-- Start Recorded data --
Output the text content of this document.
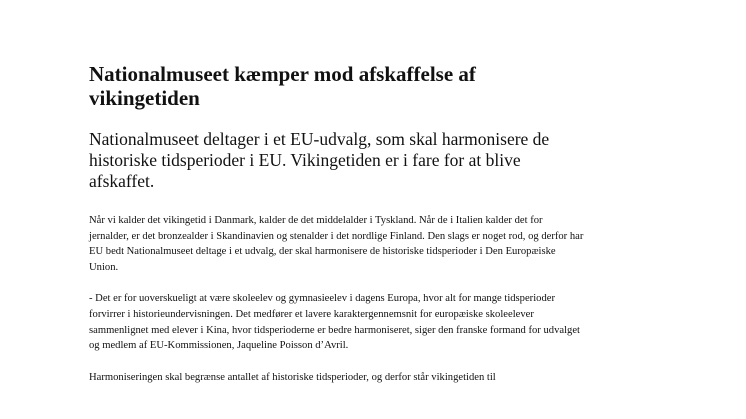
Nationalmuseet kæmper mod afskaffelse af vikingetiden

Nationalmuseet deltager i et EU-udvalg, som skal harmonisere de historiske tidsperioder i EU. Vikingetiden er i fare for at blive afskaffet.

Når vi kalder det vikingetid i Danmark, kalder de det middelalder i Tyskland. Når de i Italien kalder det for jernalder, er det bronzealder i Skandinavien og stenalder i det nordlige Finland. Den slags er noget rod, og derfor har EU bedt Nationalmuseet deltage i et udvalg, der skal harmonisere de historiske tidsperioder i Den Europæiske Union.

- Det er for uoverskueligt at være skoleelev og gymnasieelev i dagens Europa, hvor alt for mange tidsperioder forvirrer i historieundervisningen. Det medfører et lavere karaktergennemsnit for europæiske skoleelever sammenlignet med elever i Kina, hvor tidsperioderne er bedre harmoniseret, siger den franske formand for udvalget og medlem af EU-Kommissionen, Jaqueline Poisson d’Avril.

Harmoniseringen skal begrænse antallet af historiske tidsperioder, og derfor står vikingetiden til
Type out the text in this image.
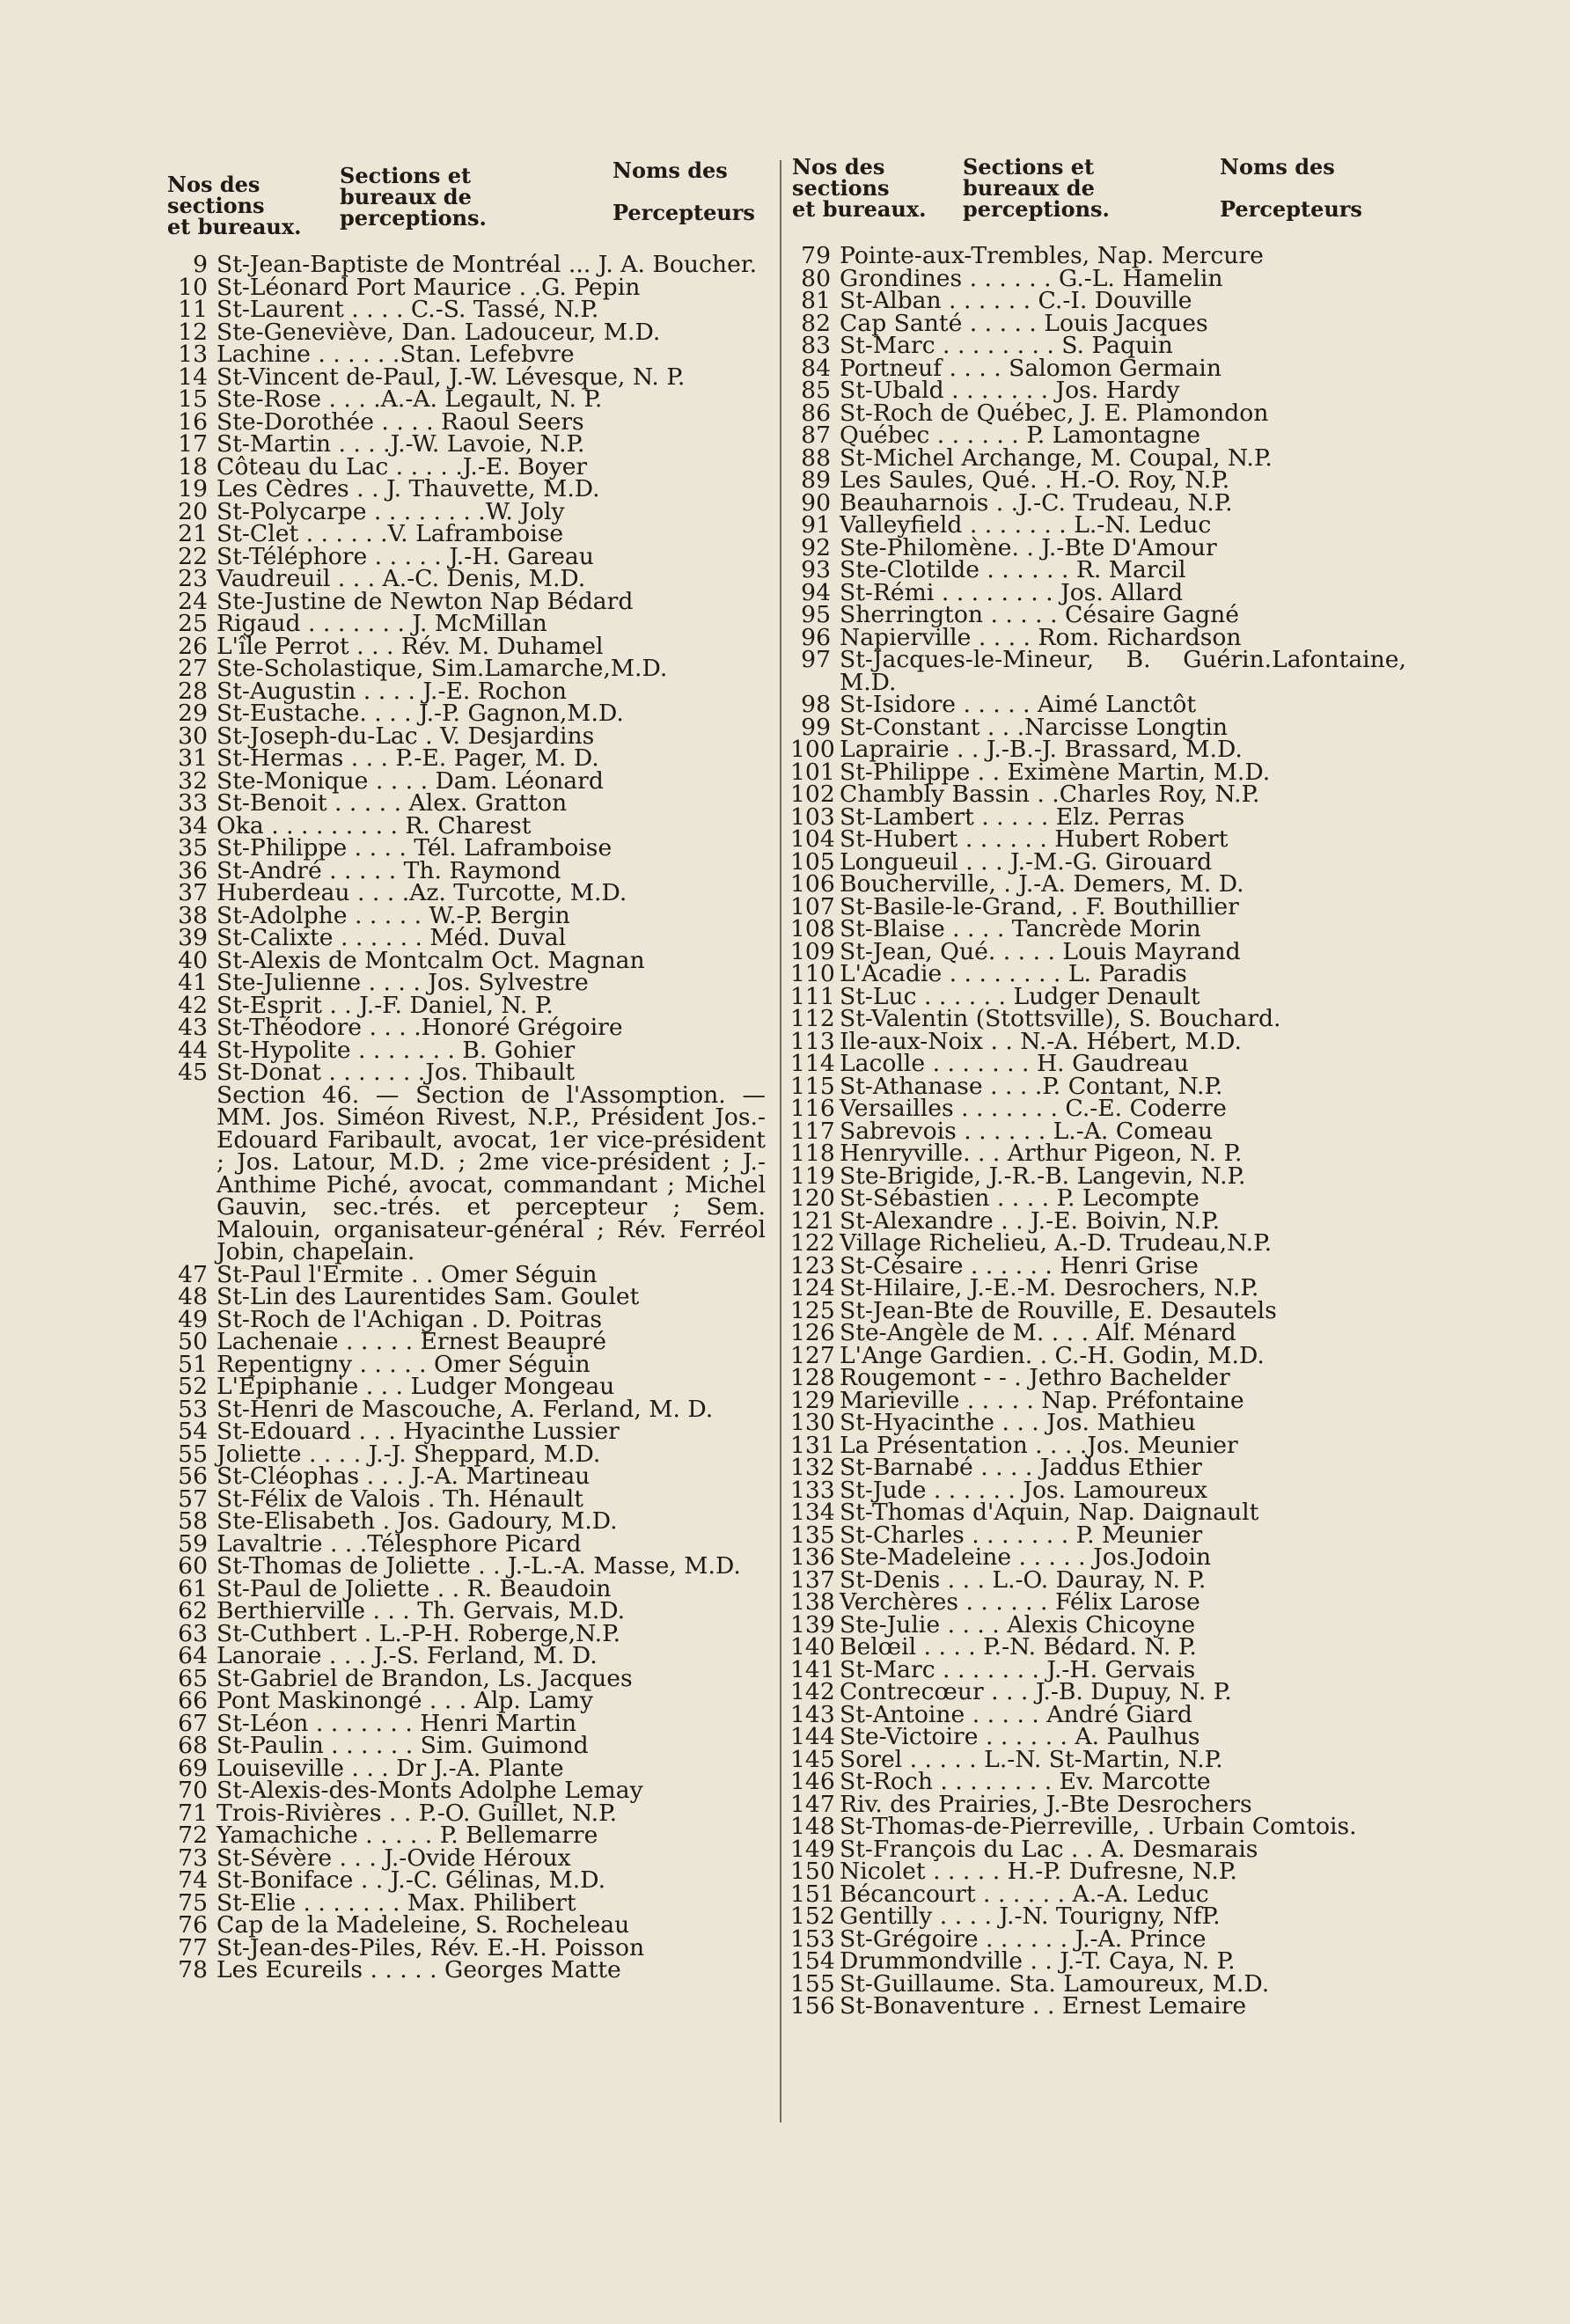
Nos des
sections
et bureaux.
Sections et
bureaux de
perceptions.
Noms des
Percepteurs
9 St-Jean-Baptiste de Montréal ... J. A. Boucher.
10 St-Léonard Port Maurice . .G. Pepin
11 St-Laurent . . . . C.-S. Tassé, N.P.
12 Ste-Geneviève, Dan. Ladouceur, M.D.
13 Lachine . . . . . .Stan. Lefebvre
14 St-Vincent de-Paul, J.-W. Lévesque, N. P.
15 Ste-Rose . . . .A.-A. Legault, N. P.
16 Ste-Dorothée . . . . Raoul Seers
17 St-Martin . . . .J.-W. Lavoie, N.P.
18 Côteau du Lac . . . . .J.-E. Boyer
19 Les Cèdres . . J. Thauvette, M.D.
20 St-Polycarpe . . . . . . . .W. Joly
21 St-Clet . . . . . .V. Laframboise
22 St-Téléphore . . . . . J.-H. Gareau
23 Vaudreuil . . . A.-C. Denis, M.D.
24 Ste-Justine de Newton Nap Bédard
25 Rigaud . . . . . . . J. McMillan
26 L'île Perrot . . . Rév. M. Duhamel
27 Ste-Scholastique, Sim.Lamarche,M.D.
28 St-Augustin . . . . J.-E. Rochon
29 St-Eustache. . . . J.-P. Gagnon,M.D.
30 St-Joseph-du-Lac . V. Desjardins
31 St-Hermas . . . P.-E. Pager, M. D.
32 Ste-Monique . . . . Dam. Léonard
33 St-Benoit . . . . . Alex. Gratton
34 Oka . . . . . . . . . R. Charest
35 St-Philippe . . . . Tél. Laframboise
36 St-André . . . . . Th. Raymond
37 Huberdeau . . . .Az. Turcotte, M.D.
38 St-Adolphe . . . . . W.-P. Bergin
39 St-Calixte . . . . . . Méd. Duval
40 St-Alexis de Montcalm Oct. Magnan
41 Ste-Julienne . . . . Jos. Sylvestre
42 St-Esprit . . J.-F. Daniel, N. P.
43 St-Théodore . . . .Honoré Grégoire
44 St-Hypolite . . . . . . . B. Gohier
45 St-Donat . . . . . . .Jos. Thibault
Section 46. — Section de l'Assomption. —MM. Jos. Siméon Rivest, N.P., Président Jos.-Edouard Faribault, avocat, 1er vice-président ; Jos. Latour, M.D. ; 2me vice-président ; J.-Anthime Piché, avocat, commandant ; Michel Gauvin, sec.-trés. et percepteur ; Sem. Malouin, organisateur-général ; Rév. Ferréol Jobin, chapelain.
47 St-Paul l'Ermite . . Omer Séguin
48 St-Lin des Laurentides Sam. Goulet
49 St-Roch de l'Achigan . D. Poitras
50 Lachenaie . . . . . Ernest Beaupré
51 Repentigny . . . . . Omer Séguin
52 L'Epiphanie . . . Ludger Mongeau
53 St-Henri de Mascouche, A. Ferland, M. D.
54 St-Edouard . . . Hyacinthe Lussier
55 Joliette . . . . J.-J. Sheppard, M.D.
56 St-Cléophas . . . J.-A. Martineau
57 St-Félix de Valois . Th. Hénault
58 Ste-Elisabeth . Jos. Gadoury, M.D.
59 Lavaltrie . . .Télesphore Picard
60 St-Thomas de Joliette . . J.-L.-A. Masse, M.D.
61 St-Paul de Joliette . . R. Beaudoin
62 Berthierville . . . Th. Gervais, M.D.
63 St-Cuthbert . L.-P-H. Roberge,N.P.
64 Lanoraie . . . J.-S. Ferland, M. D.
65 St-Gabriel de Brandon, Ls. Jacques
66 Pont Maskinongé . . . Alp. Lamy
67 St-Léon . . . . . . . Henri Martin
68 St-Paulin . . . . . . Sim. Guimond
69 Louiseville . . . Dr J.-A. Plante
70 St-Alexis-des-Monts Adolphe Lemay
71 Trois-Rivières . . P.-O. Guillet, N.P.
72 Yamachiche . . . . . P. Bellemarre
73 St-Sévère . . . J.-Ovide Héroux
74 St-Boniface . . J.-C. Gélinas, M.D.
75 St-Elie . . . . . . . Max. Philibert
76 Cap de la Madeleine, S. Rocheleau
77 St-Jean-des-Piles, Rév. E.-H. Poisson
78 Les Ecureils . . . . . Georges Matte
Nos des
sections
et bureaux.
Sections et
bureaux de
perceptions.
Noms des
Percepteurs
79 Pointe-aux-Trembles, Nap. Mercure
80 Grondines . . . . . . G.-L. Hamelin
81 St-Alban . . . . . . C.-I. Douville
82 Cap Santé . . . . . Louis Jacques
83 St-Marc . . . . . . . . S. Paquin
84 Portneuf . . . . Salomon Germain
85 St-Ubald . . . . . . . Jos. Hardy
86 St-Roch de Québec, J. E. Plamondon
87 Québec . . . . . . P. Lamontagne
88 St-Michel Archange, M. Coupal, N.P.
89 Les Saules, Qué. . H.-O. Roy, N.P.
90 Beauharnois . .J.-C. Trudeau, N.P.
91 Valleyfield . . . . . . . L.-N. Leduc
92 Ste-Philomène. . J.-Bte D'Amour
93 Ste-Clotilde . . . . . . R. Marcil
94 St-Rémi . . . . . . . . Jos. Allard
95 Sherrington . . . . . Césaire Gagné
96 Napierville . . . . Rom. Richardson
97 St-Jacques-le-Mineur, B. Guérin.Lafontaine, M.D.
98 St-Isidore . . . . . Aimé Lanctôt
99 St-Constant . . .Narcisse Longtin
100 Laprairie . . J.-B.-J. Brassard, M.D.
101 St-Philippe . . Eximène Martin, M.D.
102 Chambly Bassin . .Charles Roy, N.P.
103 St-Lambert . . . . . Elz. Perras
104 St-Hubert . . . . . . Hubert Robert
105 Longueuil . . . J.-M.-G. Girouard
106 Boucherville, . J.-A. Demers, M. D.
107 St-Basile-le-Grand, . F. Bouthillier
108 St-Blaise . . . . Tancrède Morin
109 St-Jean, Qué. . . . . Louis Mayrand
110 L'Acadie . . . . . . . . L. Paradis
111 St-Luc . . . . . . Ludger Denault
112 St-Valentin (Stottsville), S. Bouchard.
113 Ile-aux-Noix . . N.-A. Hébert, M.D.
114 Lacolle . . . . . . . H. Gaudreau
115 St-Athanase . . . .P. Contant, N.P.
116 Versailles . . . . . . . C.-E. Coderre
117 Sabrevois . . . . . . L.-A. Comeau
118 Henryville. . . Arthur Pigeon, N. P.
119 Ste-Brigide, J.-R.-B. Langevin, N.P.
120 St-Sébastien . . . . P. Lecompte
121 St-Alexandre . . J.-E. Boivin, N.P.
122 Village Richelieu, A.-D. Trudeau,N.P.
123 St-Césaire . . . . . . Henri Grise
124 St-Hilaire, J.-E.-M. Desrochers, N.P.
125 St-Jean-Bte de Rouville, E. Desautels
126 Ste-Angèle de M. . . . Alf. Ménard
127 L'Ange Gardien. . C.-H. Godin, M.D.
128 Rougemont - - . Jethro Bachelder
129 Marieville . . . . . Nap. Préfontaine
130 St-Hyacinthe . . . Jos. Mathieu
131 La Présentation . . . .Jos. Meunier
132 St-Barnabé . . . . Jaddus Ethier
133 St-Jude . . . . . . Jos. Lamoureux
134 St-Thomas d'Aquin, Nap. Daignault
135 St-Charles . . . . . . . P. Meunier
136 Ste-Madeleine . . . . . Jos.Jodoin
137 St-Denis . . . L.-O. Dauray, N. P.
138 Verchères . . . . . . Félix Larose
139 Ste-Julie . . . . Alexis Chicoyne
140 Belœil . . . . P.-N. Bédard. N. P.
141 St-Marc . . . . . . . J.-H. Gervais
142 Contrecœur . . . J.-B. Dupuy, N. P.
143 St-Antoine . . . . . André Giard
144 Ste-Victoire . . . . . . A. Paulhus
145 Sorel . . . . . L.-N. St-Martin, N.P.
146 St-Roch . . . . . . . . Ev. Marcotte
147 Riv. des Prairies, J.-Bte Desrochers
148 St-Thomas-de-Pierreville, . Urbain Comtois.
149 St-François du Lac . . A. Desmarais
150 Nicolet . . . . . H.-P. Dufresne, N.P.
151 Bécancourt . . . . . . A.-A. Leduc
152 Gentilly . . . . J.-N. Tourigny, NfP.
153 St-Grégoire . . . . . . J.-A. Prince
154 Drummondville . . J.-T. Caya, N. P.
155 St-Guillaume. Sta. Lamoureux, M.D.
156 St-Bonaventure . . Ernest Lemaire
-- End Recorded data --
** What you are asked to do **
Pull out every line in the data above that has the word "Ferland".

** Full output **
53 St-Henri de Mascouche, A. Ferland, M. D.
64 Lanoraie . . . J.-S. Ferland, M. D.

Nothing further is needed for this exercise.